■ Supplied records
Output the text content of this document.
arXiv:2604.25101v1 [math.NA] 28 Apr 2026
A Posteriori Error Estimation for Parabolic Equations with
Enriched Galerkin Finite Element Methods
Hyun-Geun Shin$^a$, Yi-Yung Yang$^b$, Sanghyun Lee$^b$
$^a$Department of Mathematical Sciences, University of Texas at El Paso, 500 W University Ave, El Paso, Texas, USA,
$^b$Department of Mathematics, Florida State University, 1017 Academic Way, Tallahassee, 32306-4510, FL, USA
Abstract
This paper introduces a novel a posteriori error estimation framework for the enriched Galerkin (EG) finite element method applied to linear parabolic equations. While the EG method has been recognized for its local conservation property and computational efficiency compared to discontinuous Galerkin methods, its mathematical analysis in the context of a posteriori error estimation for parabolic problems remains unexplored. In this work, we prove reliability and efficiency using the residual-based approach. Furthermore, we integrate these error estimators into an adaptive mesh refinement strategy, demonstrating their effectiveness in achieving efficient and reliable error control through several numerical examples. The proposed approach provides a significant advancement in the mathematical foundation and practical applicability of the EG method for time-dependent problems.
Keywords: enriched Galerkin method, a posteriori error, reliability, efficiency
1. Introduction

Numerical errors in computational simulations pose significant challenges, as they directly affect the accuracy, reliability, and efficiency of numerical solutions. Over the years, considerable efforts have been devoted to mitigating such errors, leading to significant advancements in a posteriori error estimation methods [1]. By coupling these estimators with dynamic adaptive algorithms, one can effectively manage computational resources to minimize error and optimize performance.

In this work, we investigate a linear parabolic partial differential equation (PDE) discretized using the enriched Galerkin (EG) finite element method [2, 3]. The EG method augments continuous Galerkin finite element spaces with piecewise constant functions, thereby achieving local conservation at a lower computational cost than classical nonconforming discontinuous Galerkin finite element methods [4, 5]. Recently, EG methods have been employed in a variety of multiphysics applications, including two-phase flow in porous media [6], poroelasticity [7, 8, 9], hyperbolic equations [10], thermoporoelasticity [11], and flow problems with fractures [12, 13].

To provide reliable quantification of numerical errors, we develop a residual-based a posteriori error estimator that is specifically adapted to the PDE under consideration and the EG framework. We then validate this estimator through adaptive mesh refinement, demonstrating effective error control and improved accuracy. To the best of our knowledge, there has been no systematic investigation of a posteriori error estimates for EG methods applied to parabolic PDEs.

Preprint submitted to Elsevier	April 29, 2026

* * *

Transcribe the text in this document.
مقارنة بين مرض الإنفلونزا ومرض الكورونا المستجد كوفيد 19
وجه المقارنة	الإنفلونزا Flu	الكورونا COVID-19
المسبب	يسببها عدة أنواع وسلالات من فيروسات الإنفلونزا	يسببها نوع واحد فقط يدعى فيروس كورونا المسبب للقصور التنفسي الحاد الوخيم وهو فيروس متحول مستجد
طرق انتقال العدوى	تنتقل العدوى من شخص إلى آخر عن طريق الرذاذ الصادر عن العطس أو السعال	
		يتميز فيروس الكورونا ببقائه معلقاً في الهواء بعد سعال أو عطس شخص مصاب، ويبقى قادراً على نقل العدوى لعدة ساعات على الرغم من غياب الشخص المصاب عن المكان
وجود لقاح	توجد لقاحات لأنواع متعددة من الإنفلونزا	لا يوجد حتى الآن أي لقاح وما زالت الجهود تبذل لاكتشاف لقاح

■ What to produce
Locate each line with the word "document" and copy it.

■ Exercise response
Output the text content of this document.
Transcribe the text in this document.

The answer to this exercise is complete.